Task prompt: The full set of entries needs to be reproduced exactly.

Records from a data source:
»»
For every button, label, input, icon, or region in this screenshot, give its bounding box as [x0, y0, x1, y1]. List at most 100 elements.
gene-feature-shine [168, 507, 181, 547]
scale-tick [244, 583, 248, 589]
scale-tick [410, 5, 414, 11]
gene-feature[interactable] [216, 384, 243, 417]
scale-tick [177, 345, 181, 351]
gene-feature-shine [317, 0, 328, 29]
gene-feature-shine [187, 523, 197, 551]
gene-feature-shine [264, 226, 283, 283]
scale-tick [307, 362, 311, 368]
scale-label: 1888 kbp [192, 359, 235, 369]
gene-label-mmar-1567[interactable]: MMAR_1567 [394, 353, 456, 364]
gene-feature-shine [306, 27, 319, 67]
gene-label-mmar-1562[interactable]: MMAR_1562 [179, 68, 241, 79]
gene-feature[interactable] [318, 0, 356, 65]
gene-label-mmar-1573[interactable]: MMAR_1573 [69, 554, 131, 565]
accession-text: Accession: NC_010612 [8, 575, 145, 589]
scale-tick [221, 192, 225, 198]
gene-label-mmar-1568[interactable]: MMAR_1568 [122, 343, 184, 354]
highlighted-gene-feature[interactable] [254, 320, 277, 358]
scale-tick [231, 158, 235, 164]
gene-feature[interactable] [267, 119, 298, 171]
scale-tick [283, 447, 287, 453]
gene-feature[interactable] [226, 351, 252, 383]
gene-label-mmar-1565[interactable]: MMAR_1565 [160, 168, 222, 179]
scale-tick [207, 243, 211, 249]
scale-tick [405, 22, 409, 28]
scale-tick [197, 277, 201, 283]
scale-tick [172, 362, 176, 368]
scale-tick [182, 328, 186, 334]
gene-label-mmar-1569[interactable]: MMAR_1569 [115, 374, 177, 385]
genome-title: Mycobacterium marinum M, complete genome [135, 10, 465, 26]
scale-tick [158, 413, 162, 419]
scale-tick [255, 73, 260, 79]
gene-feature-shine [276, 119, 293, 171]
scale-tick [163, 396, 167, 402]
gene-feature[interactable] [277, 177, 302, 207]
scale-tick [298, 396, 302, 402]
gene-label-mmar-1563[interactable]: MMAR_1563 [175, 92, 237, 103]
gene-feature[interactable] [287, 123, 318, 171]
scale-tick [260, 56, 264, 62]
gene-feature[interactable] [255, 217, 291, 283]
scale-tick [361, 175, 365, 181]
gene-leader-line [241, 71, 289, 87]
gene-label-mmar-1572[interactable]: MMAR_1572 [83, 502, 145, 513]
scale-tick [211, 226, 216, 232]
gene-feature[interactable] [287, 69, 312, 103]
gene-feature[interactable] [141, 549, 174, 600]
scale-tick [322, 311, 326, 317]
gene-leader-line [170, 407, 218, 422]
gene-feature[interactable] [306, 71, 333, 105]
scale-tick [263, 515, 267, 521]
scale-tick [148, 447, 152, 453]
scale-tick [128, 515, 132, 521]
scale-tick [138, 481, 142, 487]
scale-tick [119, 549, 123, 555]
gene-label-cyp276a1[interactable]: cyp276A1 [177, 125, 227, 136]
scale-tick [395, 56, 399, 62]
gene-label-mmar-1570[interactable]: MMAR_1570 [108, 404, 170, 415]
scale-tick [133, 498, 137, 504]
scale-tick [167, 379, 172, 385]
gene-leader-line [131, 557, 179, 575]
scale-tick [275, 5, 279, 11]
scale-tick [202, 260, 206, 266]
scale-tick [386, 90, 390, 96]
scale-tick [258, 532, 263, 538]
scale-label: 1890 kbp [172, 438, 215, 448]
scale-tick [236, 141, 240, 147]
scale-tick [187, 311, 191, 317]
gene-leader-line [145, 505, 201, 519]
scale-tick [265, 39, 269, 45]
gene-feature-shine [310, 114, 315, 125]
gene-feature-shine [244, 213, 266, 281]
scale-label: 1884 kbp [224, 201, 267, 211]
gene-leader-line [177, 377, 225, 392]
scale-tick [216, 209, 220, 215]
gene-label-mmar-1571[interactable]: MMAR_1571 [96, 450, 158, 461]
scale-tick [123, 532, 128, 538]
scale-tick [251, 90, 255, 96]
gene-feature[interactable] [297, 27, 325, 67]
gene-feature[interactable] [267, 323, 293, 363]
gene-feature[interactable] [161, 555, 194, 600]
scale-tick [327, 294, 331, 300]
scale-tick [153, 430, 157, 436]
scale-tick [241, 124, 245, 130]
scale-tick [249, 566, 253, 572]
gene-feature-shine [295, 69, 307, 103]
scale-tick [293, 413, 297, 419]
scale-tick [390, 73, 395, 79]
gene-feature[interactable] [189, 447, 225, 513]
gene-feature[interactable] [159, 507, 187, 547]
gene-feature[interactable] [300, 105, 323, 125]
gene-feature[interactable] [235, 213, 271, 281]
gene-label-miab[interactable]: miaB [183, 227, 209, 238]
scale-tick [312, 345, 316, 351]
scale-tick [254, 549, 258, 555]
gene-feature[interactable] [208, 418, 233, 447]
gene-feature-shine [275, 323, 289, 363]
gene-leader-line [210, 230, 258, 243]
««
Result:
For every button, label, input, icon, or region in this screenshot, give its bounding box as [x0, y0, x1, y1]. List at most 100 elements.
gene-feature-shine [168, 507, 181, 547]
scale-tick [244, 583, 248, 589]
scale-tick [410, 5, 414, 11]
gene-feature[interactable] [216, 384, 243, 417]
scale-tick [177, 345, 181, 351]
gene-feature-shine [317, 0, 328, 29]
gene-feature-shine [187, 523, 197, 551]
gene-feature-shine [264, 226, 283, 283]
scale-tick [307, 362, 311, 368]
scale-label: 1888 kbp [192, 359, 235, 369]
gene-label-mmar-1567[interactable]: MMAR_1567 [394, 353, 456, 364]
gene-feature-shine [306, 27, 319, 67]
gene-label-mmar-1562[interactable]: MMAR_1562 [179, 68, 241, 79]
gene-feature[interactable] [318, 0, 356, 65]
gene-label-mmar-1573[interactable]: MMAR_1573 [69, 554, 131, 565]
accession-text: Accession: NC_010612 [8, 575, 145, 589]
scale-tick [221, 192, 225, 198]
gene-label-mmar-1568[interactable]: MMAR_1568 [122, 343, 184, 354]
highlighted-gene-feature[interactable] [254, 320, 277, 358]
scale-tick [231, 158, 235, 164]
gene-feature[interactable] [267, 119, 298, 171]
scale-tick [283, 447, 287, 453]
gene-feature[interactable] [226, 351, 252, 383]
gene-label-mmar-1565[interactable]: MMAR_1565 [160, 168, 222, 179]
scale-tick [207, 243, 211, 249]
scale-tick [405, 22, 409, 28]
scale-tick [197, 277, 201, 283]
scale-tick [172, 362, 176, 368]
scale-tick [182, 328, 186, 334]
gene-label-mmar-1569[interactable]: MMAR_1569 [115, 374, 177, 385]
genome-title: Mycobacterium marinum M, complete genome [135, 10, 465, 26]
scale-tick [158, 413, 162, 419]
scale-tick [255, 73, 260, 79]
gene-feature-shine [276, 119, 293, 171]
scale-tick [163, 396, 167, 402]
gene-feature[interactable] [277, 177, 302, 207]
scale-tick [298, 396, 302, 402]
gene-label-mmar-1563[interactable]: MMAR_1563 [175, 92, 237, 103]
gene-feature[interactable] [287, 123, 318, 171]
scale-tick [260, 56, 264, 62]
gene-feature[interactable] [255, 217, 291, 283]
scale-tick [361, 175, 365, 181]
gene-leader-line [241, 71, 289, 87]
gene-label-mmar-1572[interactable]: MMAR_1572 [83, 502, 145, 513]
scale-tick [211, 226, 216, 232]
gene-feature[interactable] [287, 69, 312, 103]
gene-feature[interactable] [141, 549, 174, 600]
scale-tick [322, 311, 326, 317]
gene-leader-line [170, 407, 218, 422]
gene-feature[interactable] [306, 71, 333, 105]
scale-tick [263, 515, 267, 521]
scale-tick [148, 447, 152, 453]
scale-tick [128, 515, 132, 521]
scale-tick [138, 481, 142, 487]
scale-tick [119, 549, 123, 555]
gene-label-cyp276a1[interactable]: cyp276A1 [177, 125, 227, 136]
scale-tick [395, 56, 399, 62]
gene-label-mmar-1570[interactable]: MMAR_1570 [108, 404, 170, 415]
scale-tick [133, 498, 137, 504]
scale-tick [167, 379, 172, 385]
gene-leader-line [131, 557, 179, 575]
scale-tick [275, 5, 279, 11]
scale-tick [202, 260, 206, 266]
scale-tick [386, 90, 390, 96]
scale-tick [258, 532, 263, 538]
scale-label: 1890 kbp [172, 438, 215, 448]
scale-tick [236, 141, 240, 147]
scale-tick [187, 311, 191, 317]
gene-leader-line [145, 505, 201, 519]
scale-tick [265, 39, 269, 45]
gene-feature-shine [310, 114, 315, 125]
gene-feature-shine [244, 213, 266, 281]
scale-label: 1884 kbp [224, 201, 267, 211]
gene-leader-line [177, 377, 225, 392]
scale-tick [216, 209, 220, 215]
gene-label-mmar-1571[interactable]: MMAR_1571 [96, 450, 158, 461]
scale-tick [123, 532, 128, 538]
scale-tick [251, 90, 255, 96]
gene-feature[interactable] [297, 27, 325, 67]
gene-feature[interactable] [267, 323, 293, 363]
gene-feature[interactable] [161, 555, 194, 600]
scale-tick [327, 294, 331, 300]
scale-tick [153, 430, 157, 436]
scale-tick [241, 124, 245, 130]
scale-tick [249, 566, 253, 572]
gene-feature-shine [295, 69, 307, 103]
scale-tick [293, 413, 297, 419]
scale-tick [390, 73, 395, 79]
gene-feature[interactable] [189, 447, 225, 513]
gene-feature[interactable] [159, 507, 187, 547]
gene-feature[interactable] [300, 105, 323, 125]
gene-feature[interactable] [235, 213, 271, 281]
gene-label-miab[interactable]: miaB [183, 227, 209, 238]
scale-tick [312, 345, 316, 351]
scale-tick [254, 549, 258, 555]
gene-feature[interactable] [208, 418, 233, 447]
gene-feature-shine [275, 323, 289, 363]
gene-leader-line [210, 230, 258, 243]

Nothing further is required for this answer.